Instructions to follow.
Extract the full set of records, then give each one again exactly.

Listed records.
— Begin —

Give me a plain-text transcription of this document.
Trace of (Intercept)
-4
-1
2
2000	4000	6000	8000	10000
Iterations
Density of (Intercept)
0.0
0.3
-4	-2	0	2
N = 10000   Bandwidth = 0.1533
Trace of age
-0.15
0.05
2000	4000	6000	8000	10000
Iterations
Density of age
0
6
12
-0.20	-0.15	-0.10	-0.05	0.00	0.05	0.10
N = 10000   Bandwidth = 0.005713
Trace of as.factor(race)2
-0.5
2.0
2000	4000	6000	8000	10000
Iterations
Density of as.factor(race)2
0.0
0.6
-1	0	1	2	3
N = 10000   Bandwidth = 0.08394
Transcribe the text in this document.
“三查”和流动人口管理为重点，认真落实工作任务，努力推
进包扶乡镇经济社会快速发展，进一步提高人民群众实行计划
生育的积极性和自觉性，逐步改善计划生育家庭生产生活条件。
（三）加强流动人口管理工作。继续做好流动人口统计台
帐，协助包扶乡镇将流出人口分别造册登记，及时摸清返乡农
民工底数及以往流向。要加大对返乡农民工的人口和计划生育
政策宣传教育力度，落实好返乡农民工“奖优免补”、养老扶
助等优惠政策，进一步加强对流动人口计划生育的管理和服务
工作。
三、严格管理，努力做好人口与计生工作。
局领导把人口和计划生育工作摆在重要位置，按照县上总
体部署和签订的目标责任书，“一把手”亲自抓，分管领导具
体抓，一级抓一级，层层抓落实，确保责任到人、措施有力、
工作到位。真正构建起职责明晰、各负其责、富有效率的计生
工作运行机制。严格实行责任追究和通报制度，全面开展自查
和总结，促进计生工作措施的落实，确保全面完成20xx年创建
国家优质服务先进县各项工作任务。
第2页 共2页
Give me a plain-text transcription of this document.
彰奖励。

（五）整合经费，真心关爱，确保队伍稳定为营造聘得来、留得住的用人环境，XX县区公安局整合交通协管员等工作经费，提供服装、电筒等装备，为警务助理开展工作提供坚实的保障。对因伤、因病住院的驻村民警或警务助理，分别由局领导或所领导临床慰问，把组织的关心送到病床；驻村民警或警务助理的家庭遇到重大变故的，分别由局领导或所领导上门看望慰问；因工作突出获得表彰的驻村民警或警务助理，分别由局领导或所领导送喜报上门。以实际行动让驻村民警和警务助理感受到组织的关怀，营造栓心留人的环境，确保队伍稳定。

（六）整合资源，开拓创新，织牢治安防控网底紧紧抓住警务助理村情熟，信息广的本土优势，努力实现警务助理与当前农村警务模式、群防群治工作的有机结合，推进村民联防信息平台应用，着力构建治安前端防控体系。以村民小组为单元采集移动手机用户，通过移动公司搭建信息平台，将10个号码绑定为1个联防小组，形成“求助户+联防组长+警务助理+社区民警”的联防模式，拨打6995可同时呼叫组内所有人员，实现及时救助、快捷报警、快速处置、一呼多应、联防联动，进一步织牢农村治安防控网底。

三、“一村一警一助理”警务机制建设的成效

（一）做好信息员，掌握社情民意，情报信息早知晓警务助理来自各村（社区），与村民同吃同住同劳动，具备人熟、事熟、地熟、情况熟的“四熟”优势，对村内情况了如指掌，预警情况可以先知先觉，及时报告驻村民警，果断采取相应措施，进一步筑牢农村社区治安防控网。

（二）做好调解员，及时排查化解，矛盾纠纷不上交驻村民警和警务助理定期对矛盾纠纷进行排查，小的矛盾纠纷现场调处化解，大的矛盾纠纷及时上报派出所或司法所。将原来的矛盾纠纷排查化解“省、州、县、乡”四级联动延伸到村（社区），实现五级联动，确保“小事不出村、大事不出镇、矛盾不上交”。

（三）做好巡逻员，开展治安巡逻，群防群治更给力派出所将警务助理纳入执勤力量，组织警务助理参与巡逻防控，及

— End —

Response to this task.
Give me a plain-text transcription of this document.
Trace of (Intercept)
-4
-1
2
2000	4000	6000	8000	10000
Iterations
Density of (Intercept)
0.0
0.3
-4	-2	0	2
N = 10000   Bandwidth = 0.1533
Trace of age
-0.15
0.05
2000	4000	6000	8000	10000
Iterations
Density of age
0
6
12
-0.20	-0.15	-0.10	-0.05	0.00	0.05	0.10
N = 10000   Bandwidth = 0.005713
Trace of as.factor(race)2
-0.5
2.0
2000	4000	6000	8000	10000
Iterations
Density of as.factor(race)2
0.0
0.6
-1	0	1	2	3
N = 10000   Bandwidth = 0.08394
Transcribe the text in this document.
“三查”和流动人口管理为重点，认真落实工作任务，努力推
进包扶乡镇经济社会快速发展，进一步提高人民群众实行计划
生育的积极性和自觉性，逐步改善计划生育家庭生产生活条件。
（三）加强流动人口管理工作。继续做好流动人口统计台
帐，协助包扶乡镇将流出人口分别造册登记，及时摸清返乡农
民工底数及以往流向。要加大对返乡农民工的人口和计划生育
政策宣传教育力度，落实好返乡农民工“奖优免补”、养老扶
助等优惠政策，进一步加强对流动人口计划生育的管理和服务
工作。
三、严格管理，努力做好人口与计生工作。
局领导把人口和计划生育工作摆在重要位置，按照县上总
体部署和签订的目标责任书，“一把手”亲自抓，分管领导具
体抓，一级抓一级，层层抓落实，确保责任到人、措施有力、
工作到位。真正构建起职责明晰、各负其责、富有效率的计生
工作运行机制。严格实行责任追究和通报制度，全面开展自查
和总结，促进计生工作措施的落实，确保全面完成20xx年创建
国家优质服务先进县各项工作任务。
第2页 共2页
Give me a plain-text transcription of this document.
彰奖励。

（五）整合经费，真心关爱，确保队伍稳定为营造聘得来、留得住的用人环境，XX县区公安局整合交通协管员等工作经费，提供服装、电筒等装备，为警务助理开展工作提供坚实的保障。对因伤、因病住院的驻村民警或警务助理，分别由局领导或所领导临床慰问，把组织的关心送到病床；驻村民警或警务助理的家庭遇到重大变故的，分别由局领导或所领导上门看望慰问；因工作突出获得表彰的驻村民警或警务助理，分别由局领导或所领导送喜报上门。以实际行动让驻村民警和警务助理感受到组织的关怀，营造栓心留人的环境，确保队伍稳定。

（六）整合资源，开拓创新，织牢治安防控网底紧紧抓住警务助理村情熟，信息广的本土优势，努力实现警务助理与当前农村警务模式、群防群治工作的有机结合，推进村民联防信息平台应用，着力构建治安前端防控体系。以村民小组为单元采集移动手机用户，通过移动公司搭建信息平台，将10个号码绑定为1个联防小组，形成“求助户+联防组长+警务助理+社区民警”的联防模式，拨打6995可同时呼叫组内所有人员，实现及时救助、快捷报警、快速处置、一呼多应、联防联动，进一步织牢农村治安防控网底。

三、“一村一警一助理”警务机制建设的成效

（一）做好信息员，掌握社情民意，情报信息早知晓警务助理来自各村（社区），与村民同吃同住同劳动，具备人熟、事熟、地熟、情况熟的“四熟”优势，对村内情况了如指掌，预警情况可以先知先觉，及时报告驻村民警，果断采取相应措施，进一步筑牢农村社区治安防控网。

（二）做好调解员，及时排查化解，矛盾纠纷不上交驻村民警和警务助理定期对矛盾纠纷进行排查，小的矛盾纠纷现场调处化解，大的矛盾纠纷及时上报派出所或司法所。将原来的矛盾纠纷排查化解“省、州、县、乡”四级联动延伸到村（社区），实现五级联动，确保“小事不出村、大事不出镇、矛盾不上交”。

（三）做好巡逻员，开展治安巡逻，群防群治更给力派出所将警务助理纳入执勤力量，组织警务助理参与巡逻防控，及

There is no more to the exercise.